Exercise details: Your task is to repeat the lines below exactly, excluding any pictures they contain.

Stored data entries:
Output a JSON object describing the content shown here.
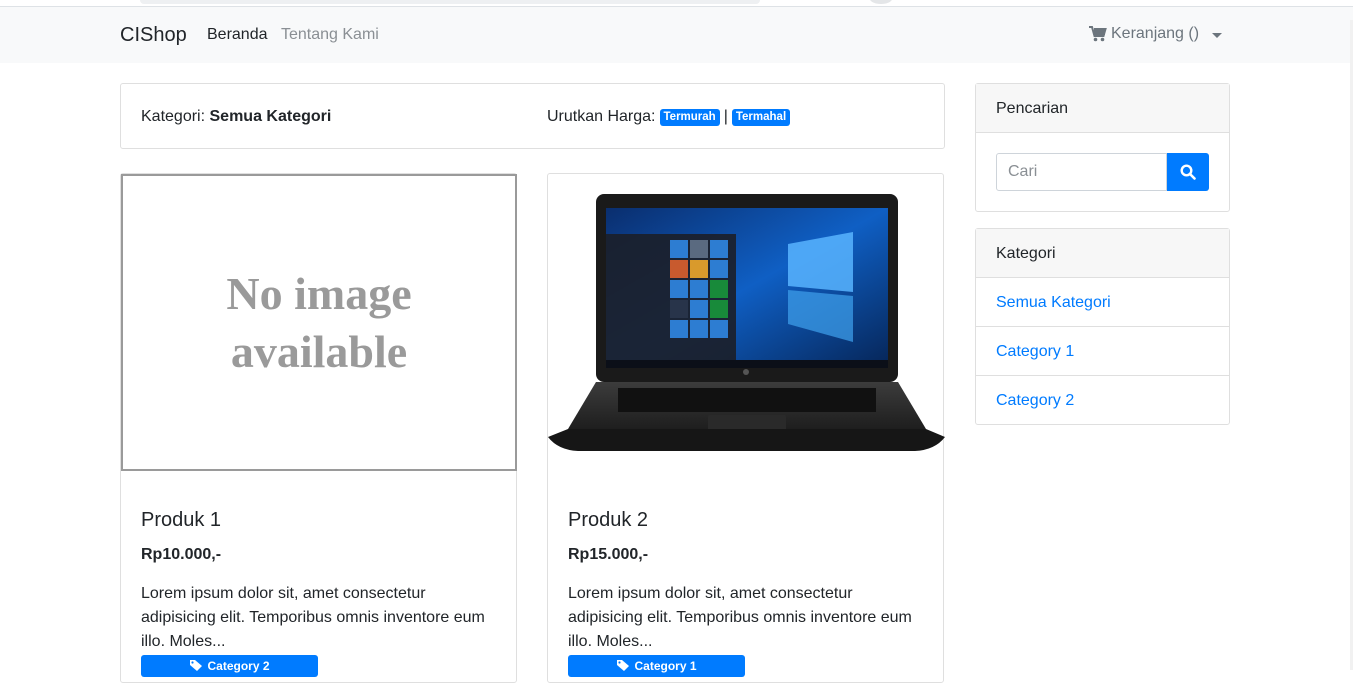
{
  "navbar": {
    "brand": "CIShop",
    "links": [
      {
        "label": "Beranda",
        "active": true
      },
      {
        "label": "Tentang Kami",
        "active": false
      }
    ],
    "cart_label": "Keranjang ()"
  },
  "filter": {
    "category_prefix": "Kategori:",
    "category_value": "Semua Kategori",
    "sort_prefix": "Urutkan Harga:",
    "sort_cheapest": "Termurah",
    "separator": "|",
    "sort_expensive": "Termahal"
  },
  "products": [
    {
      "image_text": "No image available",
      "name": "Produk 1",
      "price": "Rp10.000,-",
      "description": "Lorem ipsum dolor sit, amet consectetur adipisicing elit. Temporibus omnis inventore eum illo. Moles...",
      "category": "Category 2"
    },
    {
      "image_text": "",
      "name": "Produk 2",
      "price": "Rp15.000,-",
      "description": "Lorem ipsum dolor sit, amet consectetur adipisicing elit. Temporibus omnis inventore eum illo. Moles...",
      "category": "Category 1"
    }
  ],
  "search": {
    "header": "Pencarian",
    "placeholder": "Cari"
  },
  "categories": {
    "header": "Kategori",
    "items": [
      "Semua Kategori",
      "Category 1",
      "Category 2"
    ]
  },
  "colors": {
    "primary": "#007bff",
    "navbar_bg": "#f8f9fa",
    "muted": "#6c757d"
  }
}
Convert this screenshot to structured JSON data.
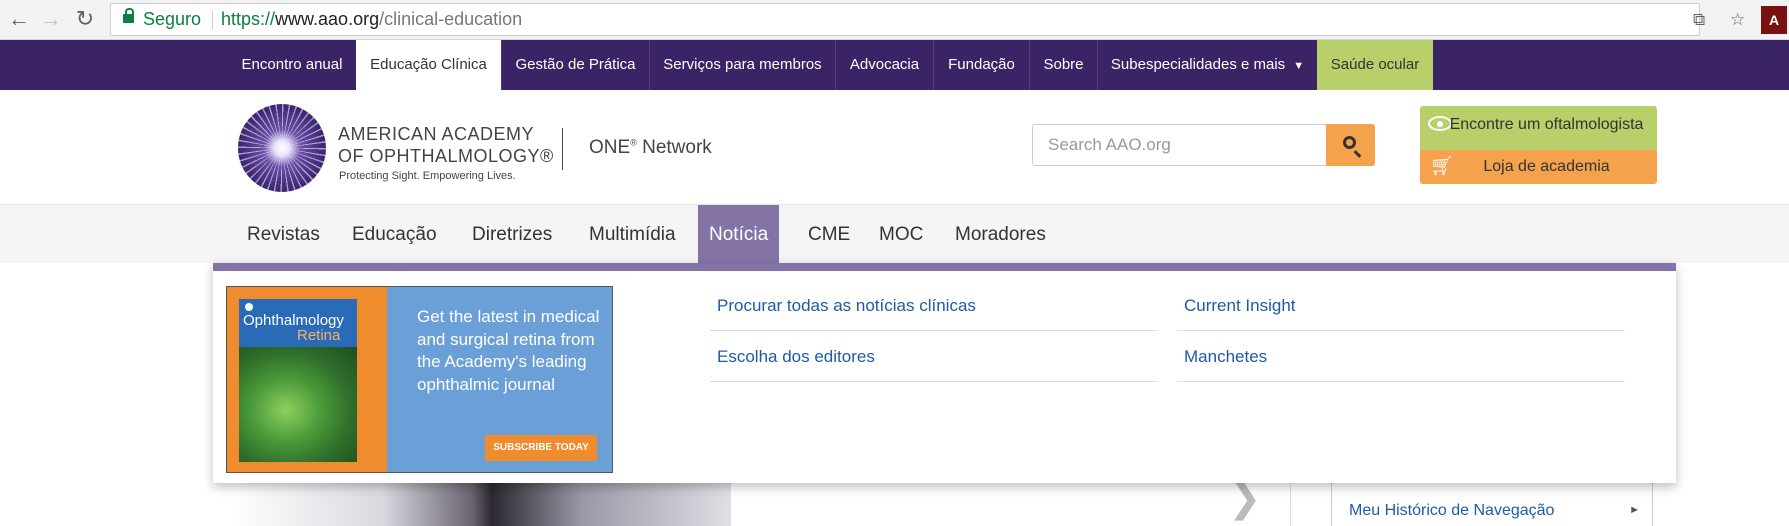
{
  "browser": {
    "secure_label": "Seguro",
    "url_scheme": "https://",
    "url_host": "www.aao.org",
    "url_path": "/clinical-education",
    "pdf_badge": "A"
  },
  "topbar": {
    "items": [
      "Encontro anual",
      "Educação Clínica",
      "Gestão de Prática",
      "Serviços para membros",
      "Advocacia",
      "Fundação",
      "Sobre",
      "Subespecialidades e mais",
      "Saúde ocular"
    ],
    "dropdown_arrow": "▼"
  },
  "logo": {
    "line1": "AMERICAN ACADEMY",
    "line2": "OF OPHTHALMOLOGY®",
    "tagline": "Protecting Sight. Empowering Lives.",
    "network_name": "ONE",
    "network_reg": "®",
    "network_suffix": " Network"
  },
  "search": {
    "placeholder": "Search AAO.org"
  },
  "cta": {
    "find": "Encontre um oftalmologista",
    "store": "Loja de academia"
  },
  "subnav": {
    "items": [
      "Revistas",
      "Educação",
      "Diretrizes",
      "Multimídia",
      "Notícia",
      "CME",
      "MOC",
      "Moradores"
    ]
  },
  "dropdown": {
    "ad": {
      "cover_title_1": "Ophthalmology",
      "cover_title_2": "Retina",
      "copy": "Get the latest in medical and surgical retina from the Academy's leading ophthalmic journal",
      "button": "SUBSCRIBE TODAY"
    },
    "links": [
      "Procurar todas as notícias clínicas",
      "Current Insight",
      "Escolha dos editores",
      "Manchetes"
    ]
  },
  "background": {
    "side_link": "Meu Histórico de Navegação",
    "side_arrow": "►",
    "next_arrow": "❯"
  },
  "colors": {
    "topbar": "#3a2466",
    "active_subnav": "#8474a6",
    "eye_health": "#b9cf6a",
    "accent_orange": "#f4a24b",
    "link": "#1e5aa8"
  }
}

Solution below:
Output a JSON object describing the content shown here.
{
  "navbar": {
    "brand": "CIShop",
    "links": [
      {
        "label": "Beranda",
        "active": true
      },
      {
        "label": "Tentang Kami",
        "active": false
      }
    ],
    "cart_label": "Keranjang ()"
  },
  "filter": {
    "category_prefix": "Kategori:",
    "category_value": "Semua Kategori",
    "sort_prefix": "Urutkan Harga:",
    "sort_cheapest": "Termurah",
    "separator": "|",
    "sort_expensive": "Termahal"
  },
  "products": [
    {
      "image_text": "No image available",
      "name": "Produk 1",
      "price": "Rp10.000,-",
      "description": "Lorem ipsum dolor sit, amet consectetur adipisicing elit. Temporibus omnis inventore eum illo. Moles...",
      "category": "Category 2"
    },
    {
      "image_text": "",
      "name": "Produk 2",
      "price": "Rp15.000,-",
      "description": "Lorem ipsum dolor sit, amet consectetur adipisicing elit. Temporibus omnis inventore eum illo. Moles...",
      "category": "Category 1"
    }
  ],
  "search": {
    "header": "Pencarian",
    "placeholder": "Cari"
  },
  "categories": {
    "header": "Kategori",
    "items": [
      "Semua Kategori",
      "Category 1",
      "Category 2"
    ]
  },
  "colors": {
    "primary": "#007bff",
    "navbar_bg": "#f8f9fa",
    "muted": "#6c757d"
  }
}
Convert this screenshot to structured JSON data.
{
  "browser": {
    "secure_label": "Seguro",
    "url_scheme": "https://",
    "url_host": "www.aao.org",
    "url_path": "/clinical-education",
    "pdf_badge": "A"
  },
  "topbar": {
    "items": [
      "Encontro anual",
      "Educação Clínica",
      "Gestão de Prática",
      "Serviços para membros",
      "Advocacia",
      "Fundação",
      "Sobre",
      "Subespecialidades e mais",
      "Saúde ocular"
    ],
    "dropdown_arrow": "▼"
  },
  "logo": {
    "line1": "AMERICAN ACADEMY",
    "line2": "OF OPHTHALMOLOGY®",
    "tagline": "Protecting Sight. Empowering Lives.",
    "network_name": "ONE",
    "network_reg": "®",
    "network_suffix": " Network"
  },
  "search": {
    "placeholder": "Search AAO.org"
  },
  "cta": {
    "find": "Encontre um oftalmologista",
    "store": "Loja de academia"
  },
  "subnav": {
    "items": [
      "Revistas",
      "Educação",
      "Diretrizes",
      "Multimídia",
      "Notícia",
      "CME",
      "MOC",
      "Moradores"
    ]
  },
  "dropdown": {
    "ad": {
      "cover_title_1": "Ophthalmology",
      "cover_title_2": "Retina",
      "copy": "Get the latest in medical and surgical retina from the Academy's leading ophthalmic journal",
      "button": "SUBSCRIBE TODAY"
    },
    "links": [
      "Procurar todas as notícias clínicas",
      "Current Insight",
      "Escolha dos editores",
      "Manchetes"
    ]
  },
  "background": {
    "side_link": "Meu Histórico de Navegação",
    "side_arrow": "►",
    "next_arrow": "❯"
  },
  "colors": {
    "topbar": "#3a2466",
    "active_subnav": "#8474a6",
    "eye_health": "#b9cf6a",
    "accent_orange": "#f4a24b",
    "link": "#1e5aa8"
  }
}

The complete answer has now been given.